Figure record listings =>
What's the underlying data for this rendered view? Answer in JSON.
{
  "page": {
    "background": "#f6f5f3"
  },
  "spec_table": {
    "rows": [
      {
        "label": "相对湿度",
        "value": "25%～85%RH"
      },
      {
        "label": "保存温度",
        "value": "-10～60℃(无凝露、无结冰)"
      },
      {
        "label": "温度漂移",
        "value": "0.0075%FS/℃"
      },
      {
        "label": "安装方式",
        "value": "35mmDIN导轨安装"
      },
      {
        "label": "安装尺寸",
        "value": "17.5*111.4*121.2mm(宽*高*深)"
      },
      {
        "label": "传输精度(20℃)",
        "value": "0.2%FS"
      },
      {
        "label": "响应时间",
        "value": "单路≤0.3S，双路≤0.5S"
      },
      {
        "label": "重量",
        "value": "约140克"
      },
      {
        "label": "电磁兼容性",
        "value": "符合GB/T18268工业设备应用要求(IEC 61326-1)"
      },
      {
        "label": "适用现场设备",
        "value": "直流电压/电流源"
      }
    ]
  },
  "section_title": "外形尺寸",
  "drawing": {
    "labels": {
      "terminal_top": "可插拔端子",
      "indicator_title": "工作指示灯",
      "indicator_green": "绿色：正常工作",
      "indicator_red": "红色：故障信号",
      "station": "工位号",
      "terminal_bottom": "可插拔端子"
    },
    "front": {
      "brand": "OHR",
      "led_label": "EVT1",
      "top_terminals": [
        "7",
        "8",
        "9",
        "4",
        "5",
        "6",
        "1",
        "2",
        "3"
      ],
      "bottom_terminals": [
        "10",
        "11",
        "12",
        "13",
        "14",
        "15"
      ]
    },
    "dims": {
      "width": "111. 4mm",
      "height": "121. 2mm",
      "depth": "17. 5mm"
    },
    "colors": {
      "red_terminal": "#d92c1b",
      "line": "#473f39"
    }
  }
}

Set problem => Emit the full listing verbatim.

Task response =>
What's the underlying data for this rendered view? Answer in JSON.
{
  "page": {
    "background": "#f6f5f3"
  },
  "spec_table": {
    "rows": [
      {
        "label": "相对湿度",
        "value": "25%～85%RH"
      },
      {
        "label": "保存温度",
        "value": "-10～60℃(无凝露、无结冰)"
      },
      {
        "label": "温度漂移",
        "value": "0.0075%FS/℃"
      },
      {
        "label": "安装方式",
        "value": "35mmDIN导轨安装"
      },
      {
        "label": "安装尺寸",
        "value": "17.5*111.4*121.2mm(宽*高*深)"
      },
      {
        "label": "传输精度(20℃)",
        "value": "0.2%FS"
      },
      {
        "label": "响应时间",
        "value": "单路≤0.3S，双路≤0.5S"
      },
      {
        "label": "重量",
        "value": "约140克"
      },
      {
        "label": "电磁兼容性",
        "value": "符合GB/T18268工业设备应用要求(IEC 61326-1)"
      },
      {
        "label": "适用现场设备",
        "value": "直流电压/电流源"
      }
    ]
  },
  "section_title": "外形尺寸",
  "drawing": {
    "labels": {
      "terminal_top": "可插拔端子",
      "indicator_title": "工作指示灯",
      "indicator_green": "绿色：正常工作",
      "indicator_red": "红色：故障信号",
      "station": "工位号",
      "terminal_bottom": "可插拔端子"
    },
    "front": {
      "brand": "OHR",
      "led_label": "EVT1",
      "top_terminals": [
        "7",
        "8",
        "9",
        "4",
        "5",
        "6",
        "1",
        "2",
        "3"
      ],
      "bottom_terminals": [
        "10",
        "11",
        "12",
        "13",
        "14",
        "15"
      ]
    },
    "dims": {
      "width": "111. 4mm",
      "height": "121. 2mm",
      "depth": "17. 5mm"
    },
    "colors": {
      "red_terminal": "#d92c1b",
      "line": "#473f39"
    }
  }
}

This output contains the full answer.